◆ **WORK TO BE COMPLETED**
The answer must consist of every line in the data below that holds the word "JSON".

◆ **STORED DATA**
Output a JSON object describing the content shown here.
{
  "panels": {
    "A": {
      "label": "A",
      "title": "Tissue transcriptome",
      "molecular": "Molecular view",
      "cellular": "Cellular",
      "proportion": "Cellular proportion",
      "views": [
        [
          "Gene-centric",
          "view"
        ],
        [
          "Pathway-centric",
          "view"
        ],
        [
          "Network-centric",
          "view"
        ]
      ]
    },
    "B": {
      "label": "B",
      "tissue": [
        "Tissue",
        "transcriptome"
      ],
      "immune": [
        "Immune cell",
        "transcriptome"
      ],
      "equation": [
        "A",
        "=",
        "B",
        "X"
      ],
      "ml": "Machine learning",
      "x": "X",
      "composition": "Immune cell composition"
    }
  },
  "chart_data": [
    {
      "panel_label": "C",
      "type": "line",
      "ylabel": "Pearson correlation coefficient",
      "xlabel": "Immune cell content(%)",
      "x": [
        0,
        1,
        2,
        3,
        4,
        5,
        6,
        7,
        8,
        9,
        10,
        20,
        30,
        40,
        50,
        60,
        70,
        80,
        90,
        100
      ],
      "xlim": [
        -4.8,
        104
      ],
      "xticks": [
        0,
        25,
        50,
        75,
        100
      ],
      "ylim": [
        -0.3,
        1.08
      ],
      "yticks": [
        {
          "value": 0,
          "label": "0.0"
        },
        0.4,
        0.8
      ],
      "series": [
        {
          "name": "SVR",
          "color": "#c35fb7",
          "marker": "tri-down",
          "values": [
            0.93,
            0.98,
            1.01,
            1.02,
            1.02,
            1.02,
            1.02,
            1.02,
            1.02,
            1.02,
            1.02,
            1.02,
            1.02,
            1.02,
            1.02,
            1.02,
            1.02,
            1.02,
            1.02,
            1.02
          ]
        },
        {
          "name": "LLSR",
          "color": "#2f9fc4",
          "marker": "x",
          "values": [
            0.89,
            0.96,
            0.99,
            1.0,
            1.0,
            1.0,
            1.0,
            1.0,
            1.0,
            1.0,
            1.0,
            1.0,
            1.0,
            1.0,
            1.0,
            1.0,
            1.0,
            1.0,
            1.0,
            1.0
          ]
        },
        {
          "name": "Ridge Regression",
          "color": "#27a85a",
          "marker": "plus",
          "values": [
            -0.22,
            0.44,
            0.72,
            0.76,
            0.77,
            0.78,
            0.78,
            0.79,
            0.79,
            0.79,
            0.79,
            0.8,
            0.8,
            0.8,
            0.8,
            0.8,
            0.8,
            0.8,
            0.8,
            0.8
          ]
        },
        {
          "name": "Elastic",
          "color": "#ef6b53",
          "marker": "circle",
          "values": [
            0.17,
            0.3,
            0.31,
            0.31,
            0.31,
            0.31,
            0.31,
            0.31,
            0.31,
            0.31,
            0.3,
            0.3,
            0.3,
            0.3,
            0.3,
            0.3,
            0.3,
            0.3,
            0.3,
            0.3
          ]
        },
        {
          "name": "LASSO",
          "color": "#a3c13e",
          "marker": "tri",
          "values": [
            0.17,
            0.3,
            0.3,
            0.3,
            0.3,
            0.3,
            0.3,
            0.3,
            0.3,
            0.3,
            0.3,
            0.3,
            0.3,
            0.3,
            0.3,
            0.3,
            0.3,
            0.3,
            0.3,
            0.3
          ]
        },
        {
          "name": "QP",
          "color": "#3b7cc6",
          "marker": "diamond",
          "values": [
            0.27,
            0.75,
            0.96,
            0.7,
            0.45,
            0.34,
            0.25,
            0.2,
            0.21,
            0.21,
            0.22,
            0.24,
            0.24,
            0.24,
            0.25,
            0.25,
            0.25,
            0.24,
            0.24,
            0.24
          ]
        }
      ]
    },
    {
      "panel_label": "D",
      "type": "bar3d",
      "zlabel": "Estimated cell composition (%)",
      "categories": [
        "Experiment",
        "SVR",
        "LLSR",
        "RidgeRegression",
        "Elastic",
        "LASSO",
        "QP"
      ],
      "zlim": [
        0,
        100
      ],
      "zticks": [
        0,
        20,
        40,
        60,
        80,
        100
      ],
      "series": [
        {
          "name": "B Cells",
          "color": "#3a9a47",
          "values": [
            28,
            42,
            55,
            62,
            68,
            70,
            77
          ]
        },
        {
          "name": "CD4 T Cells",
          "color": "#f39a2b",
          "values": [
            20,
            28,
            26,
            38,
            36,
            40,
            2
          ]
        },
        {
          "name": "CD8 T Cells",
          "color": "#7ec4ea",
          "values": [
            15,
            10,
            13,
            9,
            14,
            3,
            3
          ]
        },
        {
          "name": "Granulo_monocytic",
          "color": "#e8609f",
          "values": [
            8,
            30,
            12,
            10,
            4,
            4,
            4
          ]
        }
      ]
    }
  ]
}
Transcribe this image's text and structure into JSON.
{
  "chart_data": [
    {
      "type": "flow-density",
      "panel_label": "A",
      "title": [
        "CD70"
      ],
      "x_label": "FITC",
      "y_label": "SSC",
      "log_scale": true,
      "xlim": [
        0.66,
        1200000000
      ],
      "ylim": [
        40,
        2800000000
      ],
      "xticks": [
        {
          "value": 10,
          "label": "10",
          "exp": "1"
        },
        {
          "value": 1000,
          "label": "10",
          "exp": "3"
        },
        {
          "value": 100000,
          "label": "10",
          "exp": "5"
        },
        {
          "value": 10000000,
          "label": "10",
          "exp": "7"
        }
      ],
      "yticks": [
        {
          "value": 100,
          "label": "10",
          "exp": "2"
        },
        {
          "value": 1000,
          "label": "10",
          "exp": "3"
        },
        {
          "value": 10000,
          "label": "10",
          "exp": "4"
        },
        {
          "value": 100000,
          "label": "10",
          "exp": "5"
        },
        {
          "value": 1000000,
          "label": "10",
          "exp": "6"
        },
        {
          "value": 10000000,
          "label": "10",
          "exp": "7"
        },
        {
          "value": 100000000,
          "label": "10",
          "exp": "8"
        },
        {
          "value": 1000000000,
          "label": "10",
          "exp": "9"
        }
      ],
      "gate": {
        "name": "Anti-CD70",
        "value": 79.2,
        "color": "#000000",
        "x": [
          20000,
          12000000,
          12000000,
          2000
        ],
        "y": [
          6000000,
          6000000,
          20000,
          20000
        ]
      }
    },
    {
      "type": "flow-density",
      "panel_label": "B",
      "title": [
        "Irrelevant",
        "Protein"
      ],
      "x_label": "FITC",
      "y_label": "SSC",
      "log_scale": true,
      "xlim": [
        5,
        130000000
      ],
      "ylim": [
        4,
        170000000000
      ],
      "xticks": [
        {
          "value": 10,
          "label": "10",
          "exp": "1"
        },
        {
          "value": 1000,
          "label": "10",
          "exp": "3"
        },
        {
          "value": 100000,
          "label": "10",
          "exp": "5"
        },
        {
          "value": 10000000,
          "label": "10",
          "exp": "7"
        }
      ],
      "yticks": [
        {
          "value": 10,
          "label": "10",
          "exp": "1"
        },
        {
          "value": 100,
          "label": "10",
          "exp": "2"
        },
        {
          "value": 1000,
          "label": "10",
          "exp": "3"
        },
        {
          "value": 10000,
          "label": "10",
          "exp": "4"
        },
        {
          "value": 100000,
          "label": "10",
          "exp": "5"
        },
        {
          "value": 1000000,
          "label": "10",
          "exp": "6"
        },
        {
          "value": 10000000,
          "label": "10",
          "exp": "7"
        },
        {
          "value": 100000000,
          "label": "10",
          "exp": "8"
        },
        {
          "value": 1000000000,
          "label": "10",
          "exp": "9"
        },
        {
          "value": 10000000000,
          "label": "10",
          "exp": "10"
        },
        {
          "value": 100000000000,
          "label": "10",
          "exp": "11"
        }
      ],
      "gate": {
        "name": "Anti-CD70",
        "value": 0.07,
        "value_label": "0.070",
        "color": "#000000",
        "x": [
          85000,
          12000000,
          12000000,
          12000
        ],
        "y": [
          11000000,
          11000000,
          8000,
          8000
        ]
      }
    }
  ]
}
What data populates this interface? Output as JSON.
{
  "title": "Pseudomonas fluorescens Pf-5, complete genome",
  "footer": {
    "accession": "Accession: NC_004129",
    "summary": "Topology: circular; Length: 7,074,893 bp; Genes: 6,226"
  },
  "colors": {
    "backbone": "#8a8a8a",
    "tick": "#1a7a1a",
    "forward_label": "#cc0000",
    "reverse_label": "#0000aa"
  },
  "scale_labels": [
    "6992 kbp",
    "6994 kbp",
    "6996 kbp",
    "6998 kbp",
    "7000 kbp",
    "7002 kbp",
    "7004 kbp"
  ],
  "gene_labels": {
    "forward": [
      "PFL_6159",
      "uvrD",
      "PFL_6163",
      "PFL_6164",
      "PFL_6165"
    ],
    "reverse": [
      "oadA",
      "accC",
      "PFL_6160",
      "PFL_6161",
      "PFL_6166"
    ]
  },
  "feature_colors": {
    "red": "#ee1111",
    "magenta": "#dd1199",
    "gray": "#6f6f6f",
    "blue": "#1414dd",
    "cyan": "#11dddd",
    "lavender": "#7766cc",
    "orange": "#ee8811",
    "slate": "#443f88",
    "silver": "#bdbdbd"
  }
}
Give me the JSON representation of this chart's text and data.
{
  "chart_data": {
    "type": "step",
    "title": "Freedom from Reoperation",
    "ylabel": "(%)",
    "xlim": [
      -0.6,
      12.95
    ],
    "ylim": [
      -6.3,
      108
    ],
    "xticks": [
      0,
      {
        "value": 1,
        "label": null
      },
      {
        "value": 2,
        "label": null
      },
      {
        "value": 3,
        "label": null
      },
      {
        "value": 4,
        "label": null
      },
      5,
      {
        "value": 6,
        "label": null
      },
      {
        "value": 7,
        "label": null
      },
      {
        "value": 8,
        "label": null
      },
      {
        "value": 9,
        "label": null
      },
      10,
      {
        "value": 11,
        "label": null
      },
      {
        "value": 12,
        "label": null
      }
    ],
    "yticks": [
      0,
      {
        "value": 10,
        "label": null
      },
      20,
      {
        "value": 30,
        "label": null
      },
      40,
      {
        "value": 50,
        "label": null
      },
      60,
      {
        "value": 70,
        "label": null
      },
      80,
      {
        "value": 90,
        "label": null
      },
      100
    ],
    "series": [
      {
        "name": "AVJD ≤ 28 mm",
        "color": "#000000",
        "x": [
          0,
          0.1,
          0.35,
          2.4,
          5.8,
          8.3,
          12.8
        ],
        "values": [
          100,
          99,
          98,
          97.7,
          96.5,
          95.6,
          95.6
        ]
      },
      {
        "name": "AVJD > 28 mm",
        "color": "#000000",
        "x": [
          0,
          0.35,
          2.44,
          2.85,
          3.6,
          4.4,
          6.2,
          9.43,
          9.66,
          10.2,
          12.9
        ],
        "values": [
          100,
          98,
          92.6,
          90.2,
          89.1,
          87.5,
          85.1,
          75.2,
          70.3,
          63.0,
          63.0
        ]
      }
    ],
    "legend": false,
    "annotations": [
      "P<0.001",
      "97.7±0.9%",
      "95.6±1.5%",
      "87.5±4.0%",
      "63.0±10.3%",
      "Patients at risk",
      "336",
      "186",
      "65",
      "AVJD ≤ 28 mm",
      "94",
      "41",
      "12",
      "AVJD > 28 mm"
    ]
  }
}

◆ **RESPONSE TO THE EXERCISE**
Output a JSON object describing the content shown here.
Transcribe this image's text and structure into JSON.
What data populates this interface? Output as JSON.
Give me the JSON representation of this chart's text and data.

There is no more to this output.